[Dataset records]
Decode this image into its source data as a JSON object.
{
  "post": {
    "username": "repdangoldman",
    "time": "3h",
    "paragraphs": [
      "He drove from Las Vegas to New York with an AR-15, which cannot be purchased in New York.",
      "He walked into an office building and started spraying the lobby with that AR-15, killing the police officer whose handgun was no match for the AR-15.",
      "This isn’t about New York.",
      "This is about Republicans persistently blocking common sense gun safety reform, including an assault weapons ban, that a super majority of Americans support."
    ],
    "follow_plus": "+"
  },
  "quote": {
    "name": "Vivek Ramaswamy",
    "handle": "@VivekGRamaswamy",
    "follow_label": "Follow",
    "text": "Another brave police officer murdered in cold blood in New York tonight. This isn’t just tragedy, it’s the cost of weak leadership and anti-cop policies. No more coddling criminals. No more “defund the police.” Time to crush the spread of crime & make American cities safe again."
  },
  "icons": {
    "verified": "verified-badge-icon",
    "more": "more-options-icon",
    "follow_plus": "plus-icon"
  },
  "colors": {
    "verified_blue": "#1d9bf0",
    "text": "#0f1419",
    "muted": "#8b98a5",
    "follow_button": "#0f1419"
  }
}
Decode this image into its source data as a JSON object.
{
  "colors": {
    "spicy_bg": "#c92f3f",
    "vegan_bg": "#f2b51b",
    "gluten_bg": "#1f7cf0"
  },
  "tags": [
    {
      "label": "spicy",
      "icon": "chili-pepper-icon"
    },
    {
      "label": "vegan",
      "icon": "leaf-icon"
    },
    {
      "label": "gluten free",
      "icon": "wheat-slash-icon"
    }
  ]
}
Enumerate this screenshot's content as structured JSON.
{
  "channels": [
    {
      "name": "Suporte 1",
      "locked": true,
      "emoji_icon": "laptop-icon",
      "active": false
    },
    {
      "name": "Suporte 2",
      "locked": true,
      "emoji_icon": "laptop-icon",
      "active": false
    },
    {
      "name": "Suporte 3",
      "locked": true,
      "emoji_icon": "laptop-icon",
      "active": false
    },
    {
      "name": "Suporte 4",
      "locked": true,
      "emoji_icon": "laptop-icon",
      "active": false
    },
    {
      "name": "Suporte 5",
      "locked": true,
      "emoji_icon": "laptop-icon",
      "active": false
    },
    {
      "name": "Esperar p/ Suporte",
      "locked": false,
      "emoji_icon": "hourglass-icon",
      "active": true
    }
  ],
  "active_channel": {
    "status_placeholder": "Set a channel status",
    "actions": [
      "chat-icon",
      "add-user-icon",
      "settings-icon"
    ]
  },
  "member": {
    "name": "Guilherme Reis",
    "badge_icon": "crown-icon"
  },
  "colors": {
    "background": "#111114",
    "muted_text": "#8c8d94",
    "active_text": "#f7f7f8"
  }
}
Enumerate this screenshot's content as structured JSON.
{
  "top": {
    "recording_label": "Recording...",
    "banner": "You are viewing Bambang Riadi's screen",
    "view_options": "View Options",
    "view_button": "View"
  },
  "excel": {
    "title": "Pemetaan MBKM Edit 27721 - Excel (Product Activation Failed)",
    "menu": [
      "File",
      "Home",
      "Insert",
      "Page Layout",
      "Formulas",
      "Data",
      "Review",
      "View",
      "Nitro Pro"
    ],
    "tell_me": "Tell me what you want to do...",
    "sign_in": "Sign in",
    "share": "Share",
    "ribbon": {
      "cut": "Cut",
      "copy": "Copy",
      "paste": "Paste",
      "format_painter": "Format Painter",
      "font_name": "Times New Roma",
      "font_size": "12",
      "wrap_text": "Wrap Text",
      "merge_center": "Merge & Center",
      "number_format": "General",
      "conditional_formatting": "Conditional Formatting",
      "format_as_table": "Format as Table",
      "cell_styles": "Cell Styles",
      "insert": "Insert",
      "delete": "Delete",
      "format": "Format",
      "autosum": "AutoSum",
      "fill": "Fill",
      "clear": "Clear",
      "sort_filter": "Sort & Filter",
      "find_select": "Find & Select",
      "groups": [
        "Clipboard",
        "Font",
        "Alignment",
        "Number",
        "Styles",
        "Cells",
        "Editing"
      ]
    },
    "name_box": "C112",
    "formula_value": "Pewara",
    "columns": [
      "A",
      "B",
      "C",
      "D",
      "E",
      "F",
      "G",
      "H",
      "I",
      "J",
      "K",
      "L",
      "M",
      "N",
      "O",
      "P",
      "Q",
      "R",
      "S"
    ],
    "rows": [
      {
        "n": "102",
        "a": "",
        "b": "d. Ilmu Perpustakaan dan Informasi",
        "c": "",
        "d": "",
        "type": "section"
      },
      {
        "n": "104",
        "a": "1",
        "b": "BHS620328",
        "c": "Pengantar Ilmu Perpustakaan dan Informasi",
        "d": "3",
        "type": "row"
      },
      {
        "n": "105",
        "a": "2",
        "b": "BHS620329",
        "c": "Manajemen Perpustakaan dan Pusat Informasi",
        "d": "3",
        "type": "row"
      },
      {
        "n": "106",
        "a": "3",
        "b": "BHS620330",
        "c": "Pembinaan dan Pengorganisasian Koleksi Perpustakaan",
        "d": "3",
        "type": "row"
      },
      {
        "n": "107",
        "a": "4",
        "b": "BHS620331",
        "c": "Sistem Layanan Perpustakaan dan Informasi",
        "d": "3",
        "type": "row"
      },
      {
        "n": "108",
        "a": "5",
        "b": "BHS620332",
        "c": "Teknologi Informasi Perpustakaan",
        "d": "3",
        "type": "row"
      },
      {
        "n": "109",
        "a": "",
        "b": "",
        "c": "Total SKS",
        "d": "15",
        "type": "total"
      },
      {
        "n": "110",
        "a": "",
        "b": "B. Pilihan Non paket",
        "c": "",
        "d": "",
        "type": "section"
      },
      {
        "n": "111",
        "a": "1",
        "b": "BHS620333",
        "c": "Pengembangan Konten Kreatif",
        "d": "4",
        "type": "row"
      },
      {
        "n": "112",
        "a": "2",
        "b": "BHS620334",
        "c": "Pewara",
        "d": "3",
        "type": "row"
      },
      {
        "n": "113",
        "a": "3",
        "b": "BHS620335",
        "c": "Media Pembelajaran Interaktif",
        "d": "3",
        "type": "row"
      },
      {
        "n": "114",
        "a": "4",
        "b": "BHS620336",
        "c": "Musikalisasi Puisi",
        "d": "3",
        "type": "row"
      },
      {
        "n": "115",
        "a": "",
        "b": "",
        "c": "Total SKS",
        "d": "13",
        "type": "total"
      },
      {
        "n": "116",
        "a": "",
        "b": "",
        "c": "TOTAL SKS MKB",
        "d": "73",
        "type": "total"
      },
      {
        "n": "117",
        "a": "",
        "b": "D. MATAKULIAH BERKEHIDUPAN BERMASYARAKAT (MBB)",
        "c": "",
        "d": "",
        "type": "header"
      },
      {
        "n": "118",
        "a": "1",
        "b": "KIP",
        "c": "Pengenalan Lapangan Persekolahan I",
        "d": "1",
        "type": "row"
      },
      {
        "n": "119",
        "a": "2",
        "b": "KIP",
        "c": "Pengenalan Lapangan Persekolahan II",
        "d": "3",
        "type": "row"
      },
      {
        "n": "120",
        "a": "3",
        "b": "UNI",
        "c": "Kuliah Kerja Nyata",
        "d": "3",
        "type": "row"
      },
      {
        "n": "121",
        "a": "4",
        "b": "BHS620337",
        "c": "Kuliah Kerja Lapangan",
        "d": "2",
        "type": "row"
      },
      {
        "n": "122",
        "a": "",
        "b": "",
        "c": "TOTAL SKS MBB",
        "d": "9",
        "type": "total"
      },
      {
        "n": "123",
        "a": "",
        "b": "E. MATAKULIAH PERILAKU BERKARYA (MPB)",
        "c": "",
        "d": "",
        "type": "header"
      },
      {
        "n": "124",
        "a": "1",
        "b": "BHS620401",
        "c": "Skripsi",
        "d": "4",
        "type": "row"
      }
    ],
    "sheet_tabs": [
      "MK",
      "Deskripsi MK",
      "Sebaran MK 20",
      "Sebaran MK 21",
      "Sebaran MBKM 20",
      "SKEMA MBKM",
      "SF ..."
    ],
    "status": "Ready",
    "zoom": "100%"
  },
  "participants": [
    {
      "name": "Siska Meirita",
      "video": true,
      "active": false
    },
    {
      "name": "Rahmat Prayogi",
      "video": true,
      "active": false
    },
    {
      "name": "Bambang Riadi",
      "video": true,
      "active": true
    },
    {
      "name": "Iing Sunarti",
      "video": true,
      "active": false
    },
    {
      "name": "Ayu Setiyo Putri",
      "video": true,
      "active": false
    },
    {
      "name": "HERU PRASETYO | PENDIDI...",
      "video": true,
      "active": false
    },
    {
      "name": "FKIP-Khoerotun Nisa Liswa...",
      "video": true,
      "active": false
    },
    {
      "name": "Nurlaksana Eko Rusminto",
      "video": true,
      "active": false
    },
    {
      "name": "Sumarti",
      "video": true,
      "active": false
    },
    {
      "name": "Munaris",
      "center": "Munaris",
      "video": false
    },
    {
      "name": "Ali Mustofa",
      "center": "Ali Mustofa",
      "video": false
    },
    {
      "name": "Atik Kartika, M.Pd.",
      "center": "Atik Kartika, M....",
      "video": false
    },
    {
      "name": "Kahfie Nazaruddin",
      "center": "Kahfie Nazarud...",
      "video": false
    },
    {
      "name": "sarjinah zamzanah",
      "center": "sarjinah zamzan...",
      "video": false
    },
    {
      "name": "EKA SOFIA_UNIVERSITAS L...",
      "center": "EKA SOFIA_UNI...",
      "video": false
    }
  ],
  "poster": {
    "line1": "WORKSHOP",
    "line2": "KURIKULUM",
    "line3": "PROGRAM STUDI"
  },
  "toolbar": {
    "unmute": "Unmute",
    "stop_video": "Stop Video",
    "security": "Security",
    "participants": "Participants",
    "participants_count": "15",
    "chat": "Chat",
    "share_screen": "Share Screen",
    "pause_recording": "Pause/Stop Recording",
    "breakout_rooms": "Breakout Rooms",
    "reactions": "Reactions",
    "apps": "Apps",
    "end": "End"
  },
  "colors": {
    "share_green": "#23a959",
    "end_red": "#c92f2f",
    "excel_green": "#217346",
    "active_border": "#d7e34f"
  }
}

# [Written request]
Find "Lapangan". Copy every line it occurs in.

# [Solution below]
        "c": "Pengenalan Lapangan Persekolahan I",
        "c": "Pengenalan Lapangan Persekolahan II",
        "c": "Kuliah Kerja Lapangan",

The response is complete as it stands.